____ Entries provided

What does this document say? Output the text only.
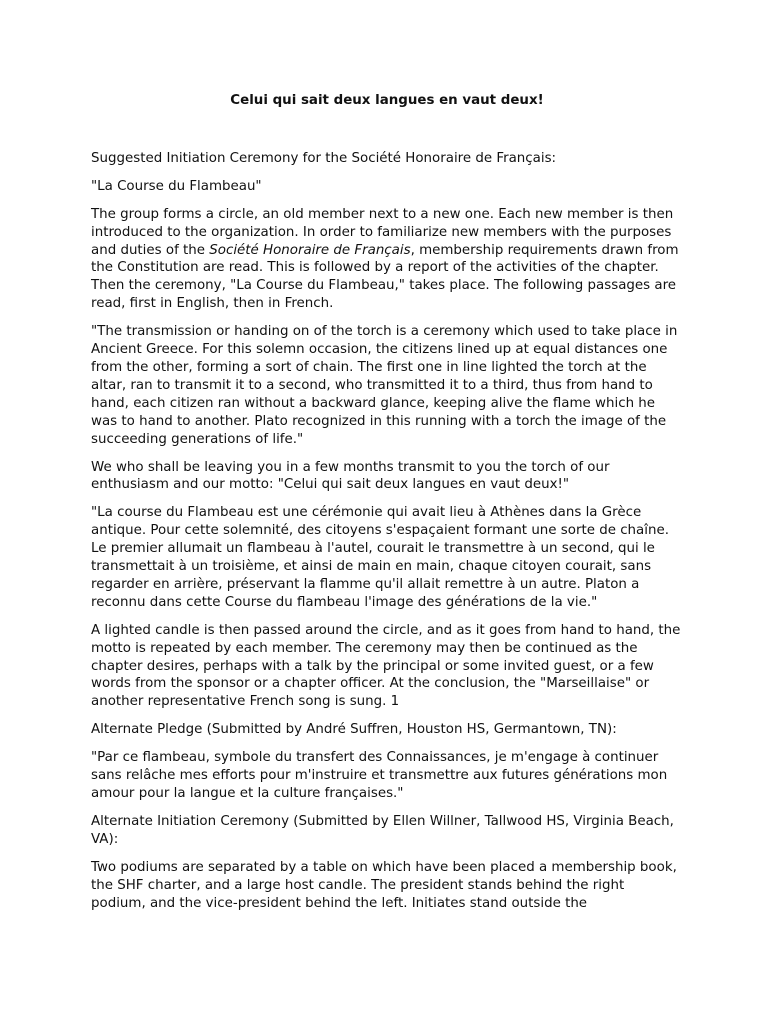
Celui qui sait deux langues en vaut deux!

Suggested Initiation Ceremony for the Société Honoraire de Français:

"La Course du Flambeau"

The group forms a circle, an old member next to a new one. Each new member is then introduced to the organization. In order to familiarize new members with the purposes and duties of the Société Honoraire de Français, membership requirements drawn from the Constitution are read. This is followed by a report of the activities of the chapter. Then the ceremony, "La Course du Flambeau," takes place. The following passages are read, first in English, then in French.

"The transmission or handing on of the torch is a ceremony which used to take place in Ancient Greece. For this solemn occasion, the citizens lined up at equal distances one from the other, forming a sort of chain. The first one in line lighted the torch at the altar, ran to transmit it to a second, who transmitted it to a third, thus from hand to hand, each citizen ran without a backward glance, keeping alive the flame which he was to hand to another. Plato recognized in this running with a torch the image of the succeeding generations of life."

We who shall be leaving you in a few months transmit to you the torch of our enthusiasm and our motto: "Celui qui sait deux langues en vaut deux!"

"La course du Flambeau est une cérémonie qui avait lieu à Athènes dans la Grèce antique. Pour cette solemnité, des citoyens s'espaçaient formant une sorte de chaîne. Le premier allumait un flambeau à l'autel, courait le transmettre à un second, qui le transmettait à un troisième, et ainsi de main en main, chaque citoyen courait, sans regarder en arrière, préservant la flamme qu'il allait remettre à un autre. Platon a reconnu dans cette Course du flambeau l'image des générations de la vie."

A lighted candle is then passed around the circle, and as it goes from hand to hand, the motto is repeated by each member. The ceremony may then be continued as the chapter desires, perhaps with a talk by the principal or some invited guest, or a few words from the sponsor or a chapter officer. At the conclusion, the "Marseillaise" or another representative French song is sung. 1

Alternate Pledge (Submitted by André Suffren, Houston HS, Germantown, TN):

"Par ce flambeau, symbole du transfert des Connaissances, je m'engage à continuer sans relâche mes efforts pour m'instruire et transmettre aux futures générations mon amour pour la langue et la culture françaises."

Alternate Initiation Ceremony (Submitted by Ellen Willner, Tallwood HS, Virginia Beach, VA):

Two podiums are separated by a table on which have been placed a membership book, the SHF charter, and a large host candle. The president stands behind the right podium, and the vice-president behind the left. Initiates stand outside the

________

◆ Task directions ◆
Copy the entries exactly. Leave out the images.

◆ Expected output ◆
What does this document say? Output the text only.
Celui qui sait deux langues en vaut deux!

Suggested Initiation Ceremony for the Société Honoraire de Français:

"La Course du Flambeau"

The group forms a circle, an old member next to a new one. Each new member is then introduced to the organization. In order to familiarize new members with the purposes and duties of the Société Honoraire de Français, membership requirements drawn from the Constitution are read. This is followed by a report of the activities of the chapter. Then the ceremony, "La Course du Flambeau," takes place. The following passages are read, first in English, then in French.

"The transmission or handing on of the torch is a ceremony which used to take place in Ancient Greece. For this solemn occasion, the citizens lined up at equal distances one from the other, forming a sort of chain. The first one in line lighted the torch at the altar, ran to transmit it to a second, who transmitted it to a third, thus from hand to hand, each citizen ran without a backward glance, keeping alive the flame which he was to hand to another. Plato recognized in this running with a torch the image of the succeeding generations of life."

We who shall be leaving you in a few months transmit to you the torch of our enthusiasm and our motto: "Celui qui sait deux langues en vaut deux!"

"La course du Flambeau est une cérémonie qui avait lieu à Athènes dans la Grèce antique. Pour cette solemnité, des citoyens s'espaçaient formant une sorte de chaîne. Le premier allumait un flambeau à l'autel, courait le transmettre à un second, qui le transmettait à un troisième, et ainsi de main en main, chaque citoyen courait, sans regarder en arrière, préservant la flamme qu'il allait remettre à un autre. Platon a reconnu dans cette Course du flambeau l'image des générations de la vie."

A lighted candle is then passed around the circle, and as it goes from hand to hand, the motto is repeated by each member. The ceremony may then be continued as the chapter desires, perhaps with a talk by the principal or some invited guest, or a few words from the sponsor or a chapter officer. At the conclusion, the "Marseillaise" or another representative French song is sung. 1

Alternate Pledge (Submitted by André Suffren, Houston HS, Germantown, TN):

"Par ce flambeau, symbole du transfert des Connaissances, je m'engage à continuer sans relâche mes efforts pour m'instruire et transmettre aux futures générations mon amour pour la langue et la culture françaises."

Alternate Initiation Ceremony (Submitted by Ellen Willner, Tallwood HS, Virginia Beach, VA):

Two podiums are separated by a table on which have been placed a membership book, the SHF charter, and a large host candle. The president stands behind the right podium, and the vice-president behind the left. Initiates stand outside the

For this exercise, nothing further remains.